■ Instrução A ■
Reescreva as entradas do início até a linha que contém "refresh-icon[interactable]: ⟳ —", inclusive, trocando "screenshot" por "captura de tela" e mantendo todo o resto igual. Deixe as imagens fora da resposta.

■ Documento ■
+++
Por Claudio Sassaki

Conhecer o passado para compreender o presente e idealizar o futuro”

A frase, creditada a Heródoto, encaixa-se perfeitamente em uma elaboração mais crítica dos alicerces da educação no país.  O embrião do ensino no Brasil data de 1549 e tinha por foco a catequização conduzida pelos primeiros jesuítas que desembarcaram na Bahia. Com uma estreita relação com o governo português e estruturada pela Igreja Católica, as primeiras escolas eram improvisadas: para os alunos indígenas, as aulas eram ministradas nas missões; para os filhos dos colonos, em colégios. Sem formação específica e com objetivo doutrinário, os sacerdotes-professores adotavam o teatro e a poesia como estratégia pedagógica e instrumento de transmissão da doutrina católica – valores morais, cultura europeia e disseminação da Língua Portuguesa. Em 1759, quando os padres foram expulsos do país e de Portugal pelo Marquês de Pombal, houve o início de uma reforma na educação com o objetivo de modernizar o reino de Dom José I. Em substituição aos religiosos, professores públicos (régios): laicos que foram contemplados com títulos de nobreza. Nessa origem, está o nosso modelo de ensino.

Pouco mais de dois séculos depois, a tecnologia começou a dar as caras na educação brasileira. Assim como nos Estados Unidos, no Brasil foi o ensino superior quem primeiro contou com os benefícios dos então potentes processadores de dados. O debate sobre uso de computadores no processo de ensino-aprendizagem foi protagonizado pela Universidade Federal de São Carlos (SP) que discutia, em 1971, como usar a nova tecnologia para o ensino de Física. Disseminando-se em outras faculdades, logo a questão chegou até a educação básica por meio de políticas públicas. Em 1989, o governo federal criou o Programa Nacional de Informática na Educação (Proninfe), predecessor do famoso Programa Nacional de Tecnologia Educacional (Prinfo), de 1997.
+++
■ Entradas de um conjunto de dados ■
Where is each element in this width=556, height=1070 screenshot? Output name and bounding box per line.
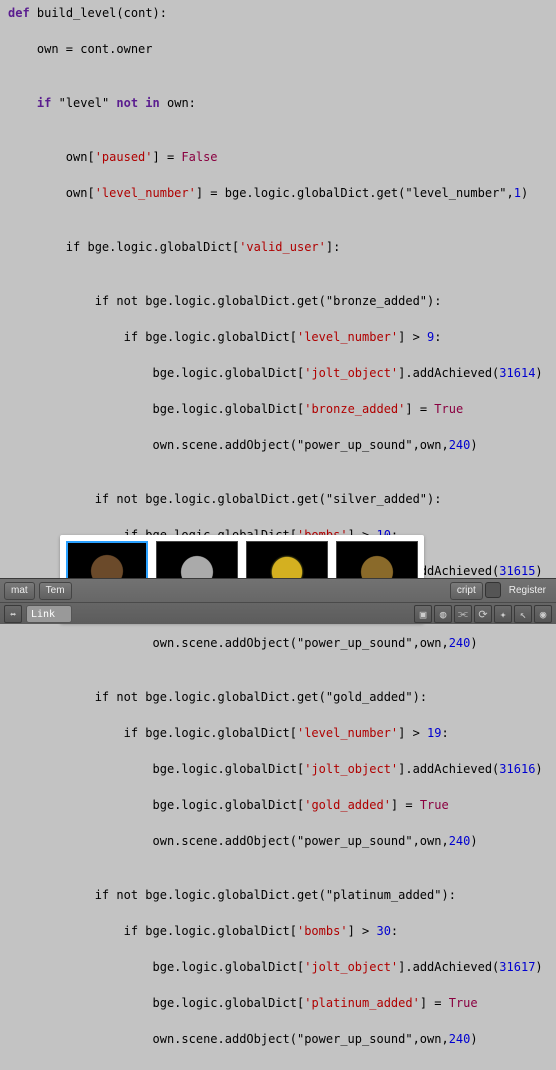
templates-menu-button[interactable]: Tem — [39, 582, 72, 600]
globe-icon[interactable]: ◍ — [434, 605, 452, 623]
link-icon[interactable]: ⬌ — [4, 605, 22, 623]
refresh-icon[interactable]: ⟳ — [474, 605, 492, 623]
wand-icon[interactable]: ✦ — [494, 605, 512, 623]
register-label: Register — [503, 582, 552, 600]
register-checkbox[interactable] — [485, 582, 501, 598]
cursor-icon[interactable]: ↖ — [514, 605, 532, 623]
camera-icon[interactable]: ◉ — [534, 605, 552, 623]
script-field[interactable]: cript — [450, 582, 483, 600]
format-menu-button[interactable]: mat — [4, 582, 35, 600]
link-chain-icon[interactable]: ⫘ — [454, 605, 472, 623]
editor-footer-toolbar: mat Tem cript Register ⬌ Link ▣ ◍ ⫘ ⟳ ✦ … — [0, 578, 556, 624]
link-field[interactable]: Link — [26, 605, 72, 623]
cube-icon[interactable]: ▣ — [414, 605, 432, 623]
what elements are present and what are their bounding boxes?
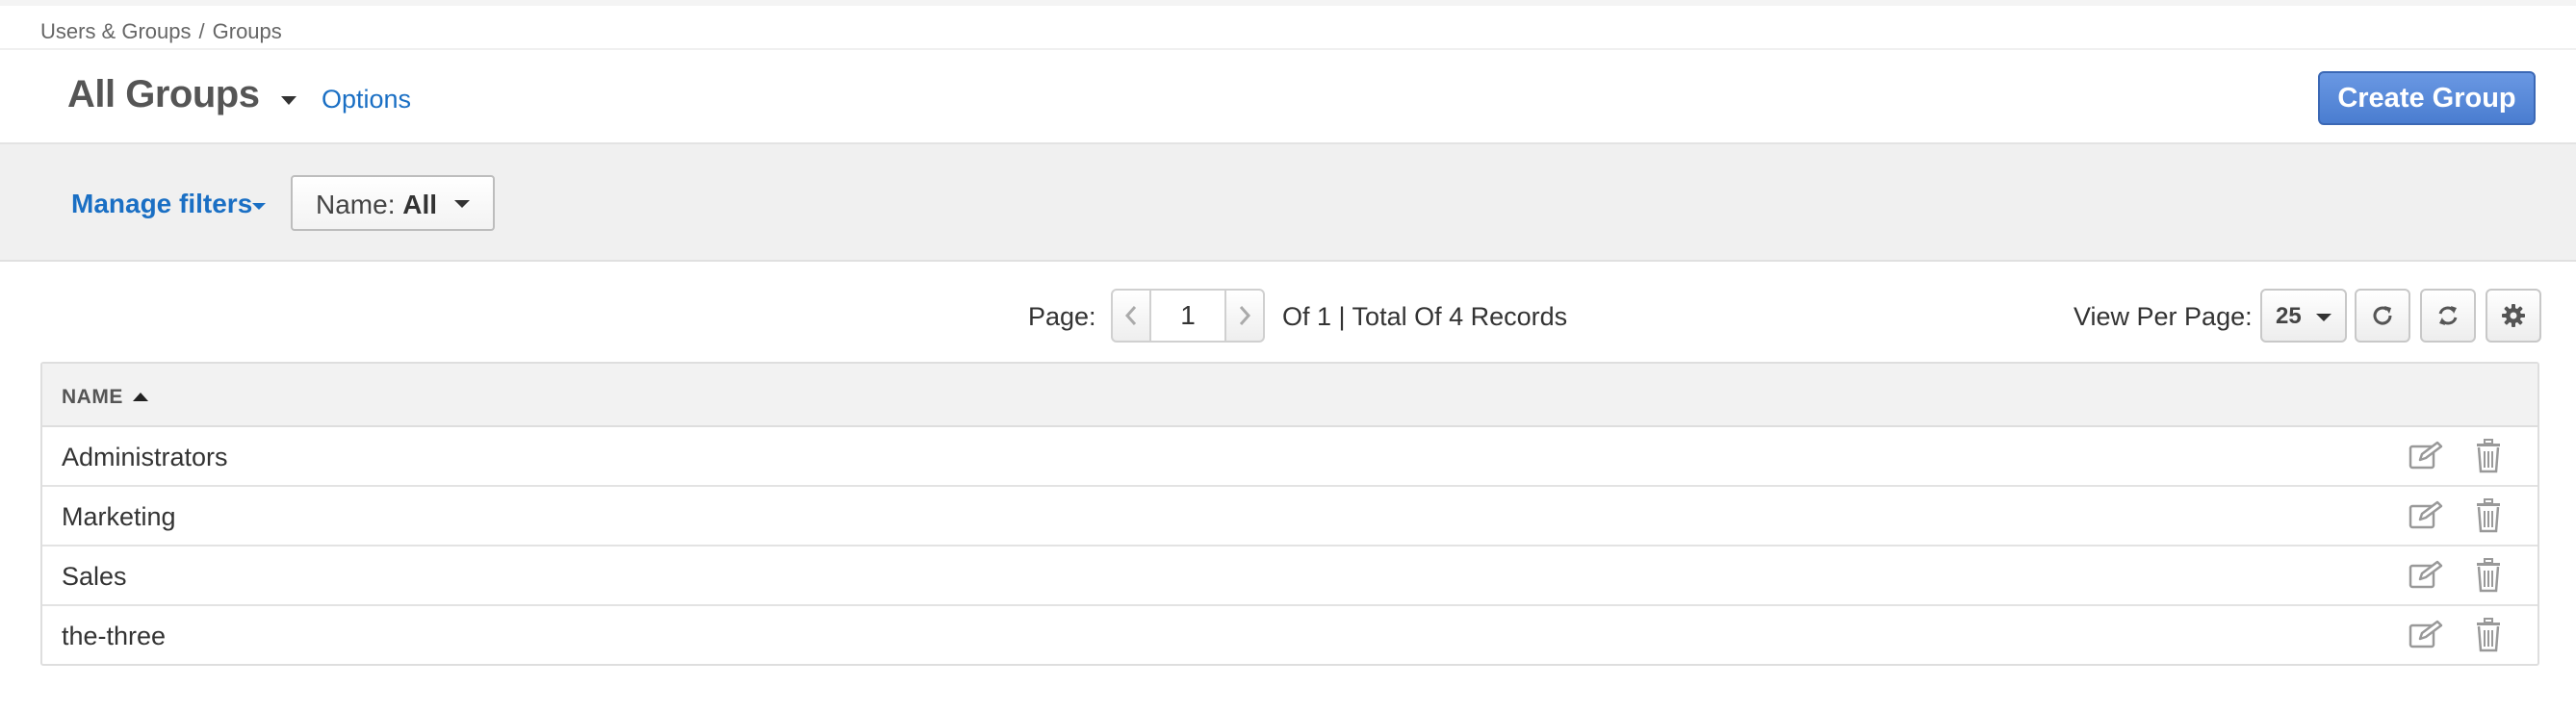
+++
■ Instrução B ■
Diga se cada afirmação a seguir está de acordo com o texto sobre a história da educação no Brasil: (i) as primeiras escolas do país foram estruturadas pela Igreja Católica; (ii) o debate sobre o uso de computadores no ensino foi protagonizado pela Universidade de São Paulo; (iii) o Proninfe foi criado em 1997.

■ Resposta escrita A ■
Where is each element in this width=556, height=1070 captura de tela? Output name and bounding box per line.
templates-menu-button[interactable]: Tem — [39, 582, 72, 600]
globe-icon[interactable]: ◍ — [434, 605, 452, 623]
link-icon[interactable]: ⬌ — [4, 605, 22, 623]
refresh-icon[interactable]: ⟳ — [474, 605, 492, 623]

■ Resposta escrita B ■
(i) Sim: "estruturada pela Igreja Católica".
(ii) Não: "protagonizado pela Universidade Federal de São Carlos (SP)".
(iii) Não: "Em 1989, o governo federal criou o Programa Nacional de Informática na Educação (Proninfe)".